■ **Stated problem**
Skip the pictures. Copy all the rest of the records down exactly.

== Exercise inputs

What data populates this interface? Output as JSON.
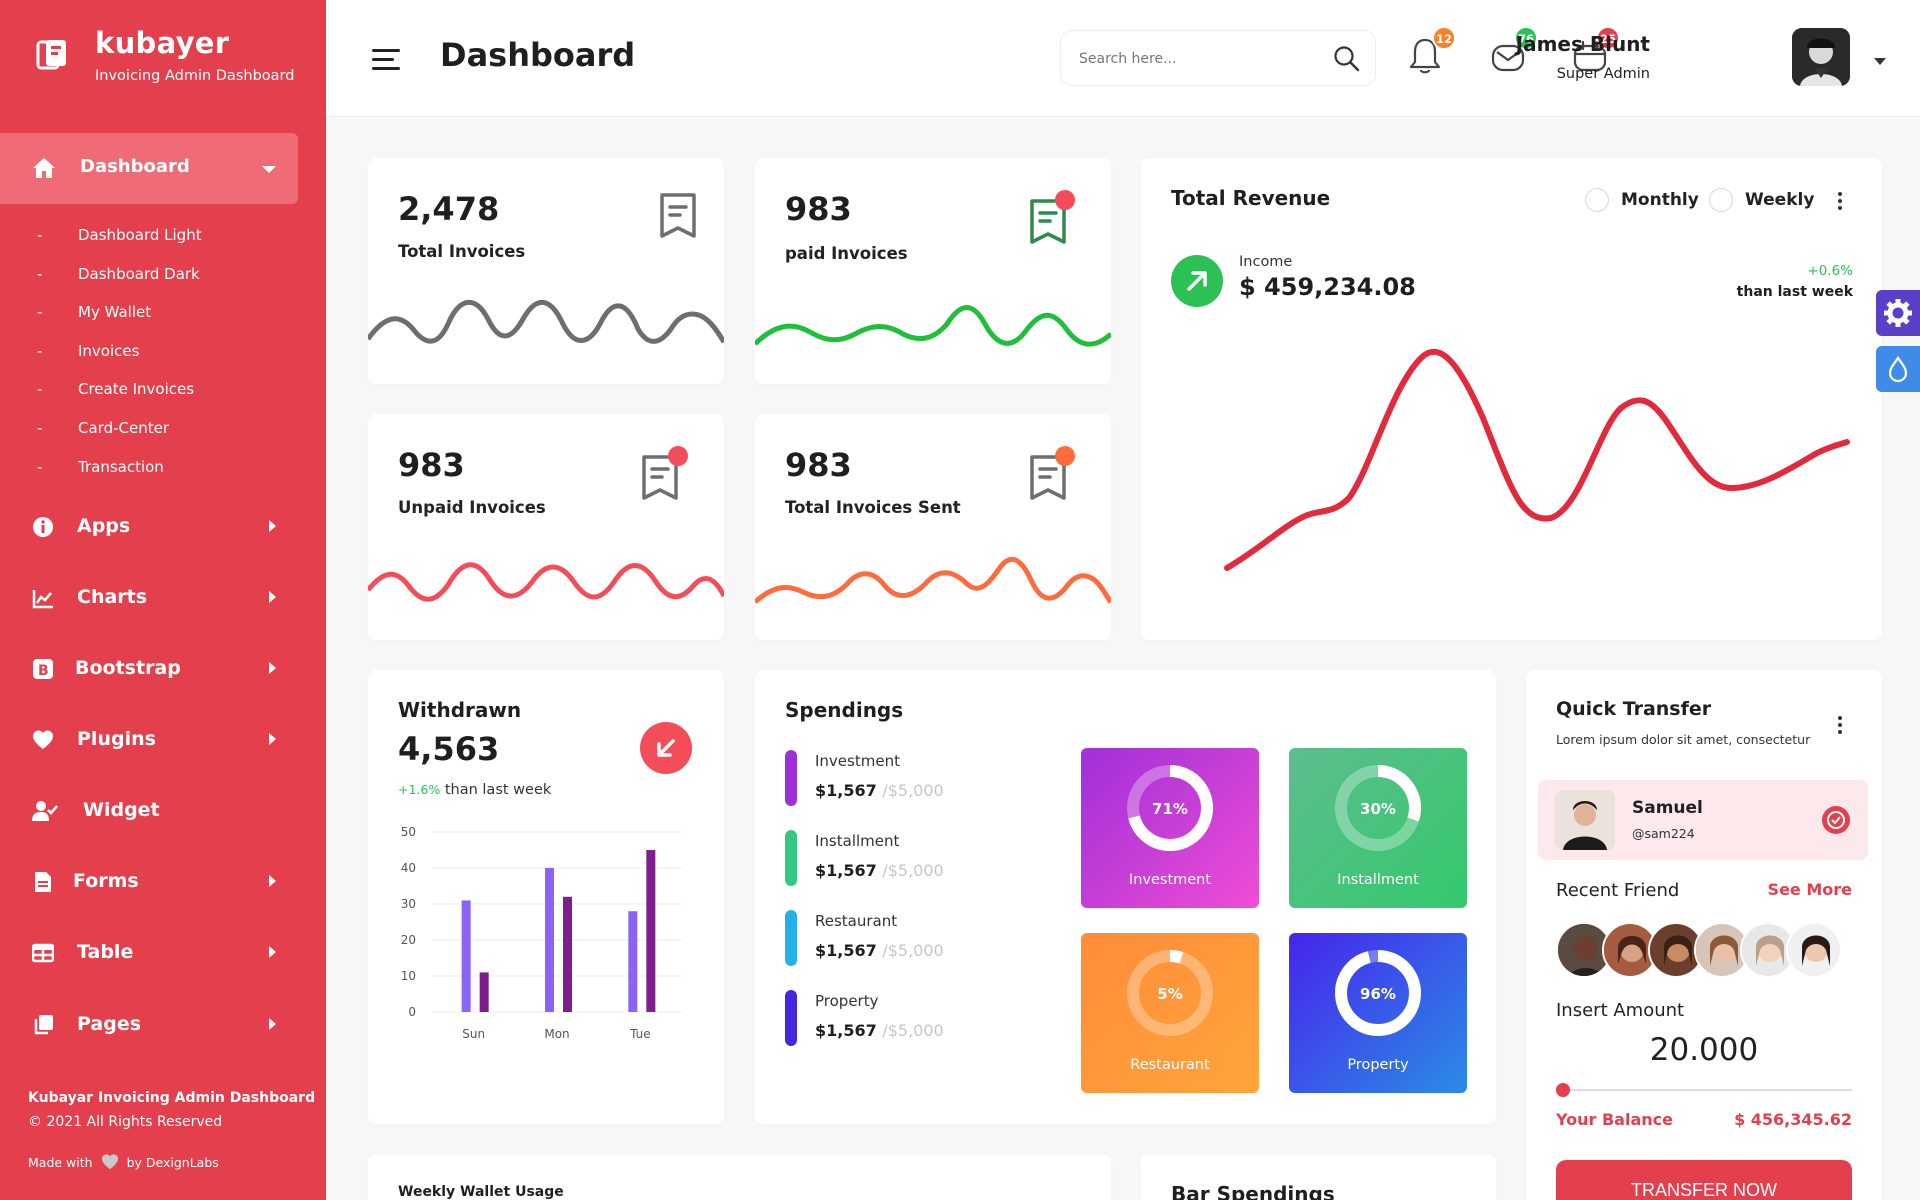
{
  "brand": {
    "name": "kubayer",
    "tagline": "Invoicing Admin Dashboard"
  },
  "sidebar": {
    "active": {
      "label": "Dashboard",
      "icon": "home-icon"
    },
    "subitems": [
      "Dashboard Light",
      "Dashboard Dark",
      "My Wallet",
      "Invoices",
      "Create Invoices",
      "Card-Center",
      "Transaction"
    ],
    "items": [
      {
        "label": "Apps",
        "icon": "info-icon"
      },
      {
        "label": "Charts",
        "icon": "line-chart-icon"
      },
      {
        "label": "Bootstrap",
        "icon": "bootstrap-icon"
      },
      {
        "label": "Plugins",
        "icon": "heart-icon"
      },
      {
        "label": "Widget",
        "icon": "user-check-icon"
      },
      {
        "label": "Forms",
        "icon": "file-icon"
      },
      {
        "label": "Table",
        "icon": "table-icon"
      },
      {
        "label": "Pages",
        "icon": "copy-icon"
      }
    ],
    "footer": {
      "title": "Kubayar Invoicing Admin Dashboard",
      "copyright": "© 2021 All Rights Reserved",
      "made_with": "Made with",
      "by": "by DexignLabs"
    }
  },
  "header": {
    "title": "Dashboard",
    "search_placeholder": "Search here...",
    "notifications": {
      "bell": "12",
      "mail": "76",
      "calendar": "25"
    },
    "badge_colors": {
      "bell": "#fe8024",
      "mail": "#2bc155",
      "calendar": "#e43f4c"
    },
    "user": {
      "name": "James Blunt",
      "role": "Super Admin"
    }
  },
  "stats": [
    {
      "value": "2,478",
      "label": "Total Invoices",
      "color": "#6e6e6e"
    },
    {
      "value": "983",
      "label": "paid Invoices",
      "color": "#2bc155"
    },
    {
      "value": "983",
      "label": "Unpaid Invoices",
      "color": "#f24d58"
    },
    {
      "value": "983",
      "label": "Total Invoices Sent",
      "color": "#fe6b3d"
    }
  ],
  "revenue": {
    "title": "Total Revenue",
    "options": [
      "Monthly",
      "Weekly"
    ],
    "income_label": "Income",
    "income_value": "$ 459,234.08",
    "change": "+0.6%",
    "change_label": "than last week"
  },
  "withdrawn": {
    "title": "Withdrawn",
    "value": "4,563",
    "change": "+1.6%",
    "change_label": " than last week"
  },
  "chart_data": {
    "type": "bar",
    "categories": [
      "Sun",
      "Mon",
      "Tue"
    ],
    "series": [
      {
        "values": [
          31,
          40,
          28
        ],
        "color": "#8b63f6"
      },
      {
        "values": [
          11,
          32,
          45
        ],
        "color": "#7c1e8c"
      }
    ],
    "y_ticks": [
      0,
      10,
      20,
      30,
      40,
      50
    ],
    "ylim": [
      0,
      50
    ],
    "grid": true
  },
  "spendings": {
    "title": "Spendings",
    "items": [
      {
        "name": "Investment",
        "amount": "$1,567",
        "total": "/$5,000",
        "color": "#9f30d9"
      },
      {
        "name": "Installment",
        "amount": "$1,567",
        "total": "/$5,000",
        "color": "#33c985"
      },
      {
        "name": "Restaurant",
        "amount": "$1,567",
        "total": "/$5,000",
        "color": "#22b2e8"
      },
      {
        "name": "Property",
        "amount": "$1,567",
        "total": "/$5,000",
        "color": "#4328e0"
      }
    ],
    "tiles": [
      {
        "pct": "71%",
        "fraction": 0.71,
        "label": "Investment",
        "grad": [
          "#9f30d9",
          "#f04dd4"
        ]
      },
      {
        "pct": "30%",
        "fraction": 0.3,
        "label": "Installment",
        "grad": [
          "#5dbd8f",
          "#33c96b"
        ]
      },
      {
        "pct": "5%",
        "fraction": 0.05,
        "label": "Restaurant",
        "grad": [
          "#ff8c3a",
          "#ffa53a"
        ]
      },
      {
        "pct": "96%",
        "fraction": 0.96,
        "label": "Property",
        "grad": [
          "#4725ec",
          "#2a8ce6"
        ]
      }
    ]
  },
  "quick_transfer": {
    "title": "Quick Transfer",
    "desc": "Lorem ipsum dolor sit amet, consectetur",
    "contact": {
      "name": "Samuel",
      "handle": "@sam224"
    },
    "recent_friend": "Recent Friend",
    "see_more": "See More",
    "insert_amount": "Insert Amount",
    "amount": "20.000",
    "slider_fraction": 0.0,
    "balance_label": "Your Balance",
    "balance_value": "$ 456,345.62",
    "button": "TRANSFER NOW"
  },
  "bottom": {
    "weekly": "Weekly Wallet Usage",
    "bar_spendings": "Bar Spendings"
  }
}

====

■ **Finished exercise**
What data populates this interface? Output as JSON.
{
  "brand": {
    "name": "kubayer",
    "tagline": "Invoicing Admin Dashboard"
  },
  "sidebar": {
    "active": {
      "label": "Dashboard",
      "icon": "home-icon"
    },
    "subitems": [
      "Dashboard Light",
      "Dashboard Dark",
      "My Wallet",
      "Invoices",
      "Create Invoices",
      "Card-Center",
      "Transaction"
    ],
    "items": [
      {
        "label": "Apps",
        "icon": "info-icon"
      },
      {
        "label": "Charts",
        "icon": "line-chart-icon"
      },
      {
        "label": "Bootstrap",
        "icon": "bootstrap-icon"
      },
      {
        "label": "Plugins",
        "icon": "heart-icon"
      },
      {
        "label": "Widget",
        "icon": "user-check-icon"
      },
      {
        "label": "Forms",
        "icon": "file-icon"
      },
      {
        "label": "Table",
        "icon": "table-icon"
      },
      {
        "label": "Pages",
        "icon": "copy-icon"
      }
    ],
    "footer": {
      "title": "Kubayar Invoicing Admin Dashboard",
      "copyright": "© 2021 All Rights Reserved",
      "made_with": "Made with",
      "by": "by DexignLabs"
    }
  },
  "header": {
    "title": "Dashboard",
    "search_placeholder": "Search here...",
    "notifications": {
      "bell": "12",
      "mail": "76",
      "calendar": "25"
    },
    "badge_colors": {
      "bell": "#fe8024",
      "mail": "#2bc155",
      "calendar": "#e43f4c"
    },
    "user": {
      "name": "James Blunt",
      "role": "Super Admin"
    }
  },
  "stats": [
    {
      "value": "2,478",
      "label": "Total Invoices",
      "color": "#6e6e6e"
    },
    {
      "value": "983",
      "label": "paid Invoices",
      "color": "#2bc155"
    },
    {
      "value": "983",
      "label": "Unpaid Invoices",
      "color": "#f24d58"
    },
    {
      "value": "983",
      "label": "Total Invoices Sent",
      "color": "#fe6b3d"
    }
  ],
  "revenue": {
    "title": "Total Revenue",
    "options": [
      "Monthly",
      "Weekly"
    ],
    "income_label": "Income",
    "income_value": "$ 459,234.08",
    "change": "+0.6%",
    "change_label": "than last week"
  },
  "withdrawn": {
    "title": "Withdrawn",
    "value": "4,563",
    "change": "+1.6%",
    "change_label": " than last week"
  },
  "chart_data": {
    "type": "bar",
    "categories": [
      "Sun",
      "Mon",
      "Tue"
    ],
    "series": [
      {
        "values": [
          31,
          40,
          28
        ],
        "color": "#8b63f6"
      },
      {
        "values": [
          11,
          32,
          45
        ],
        "color": "#7c1e8c"
      }
    ],
    "y_ticks": [
      0,
      10,
      20,
      30,
      40,
      50
    ],
    "ylim": [
      0,
      50
    ],
    "grid": true
  },
  "spendings": {
    "title": "Spendings",
    "items": [
      {
        "name": "Investment",
        "amount": "$1,567",
        "total": "/$5,000",
        "color": "#9f30d9"
      },
      {
        "name": "Installment",
        "amount": "$1,567",
        "total": "/$5,000",
        "color": "#33c985"
      },
      {
        "name": "Restaurant",
        "amount": "$1,567",
        "total": "/$5,000",
        "color": "#22b2e8"
      },
      {
        "name": "Property",
        "amount": "$1,567",
        "total": "/$5,000",
        "color": "#4328e0"
      }
    ],
    "tiles": [
      {
        "pct": "71%",
        "fraction": 0.71,
        "label": "Investment",
        "grad": [
          "#9f30d9",
          "#f04dd4"
        ]
      },
      {
        "pct": "30%",
        "fraction": 0.3,
        "label": "Installment",
        "grad": [
          "#5dbd8f",
          "#33c96b"
        ]
      },
      {
        "pct": "5%",
        "fraction": 0.05,
        "label": "Restaurant",
        "grad": [
          "#ff8c3a",
          "#ffa53a"
        ]
      },
      {
        "pct": "96%",
        "fraction": 0.96,
        "label": "Property",
        "grad": [
          "#4725ec",
          "#2a8ce6"
        ]
      }
    ]
  },
  "quick_transfer": {
    "title": "Quick Transfer",
    "desc": "Lorem ipsum dolor sit amet, consectetur",
    "contact": {
      "name": "Samuel",
      "handle": "@sam224"
    },
    "recent_friend": "Recent Friend",
    "see_more": "See More",
    "insert_amount": "Insert Amount",
    "amount": "20.000",
    "slider_fraction": 0.0,
    "balance_label": "Your Balance",
    "balance_value": "$ 456,345.62",
    "button": "TRANSFER NOW"
  },
  "bottom": {
    "weekly": "Weekly Wallet Usage",
    "bar_spendings": "Bar Spendings"
  }
}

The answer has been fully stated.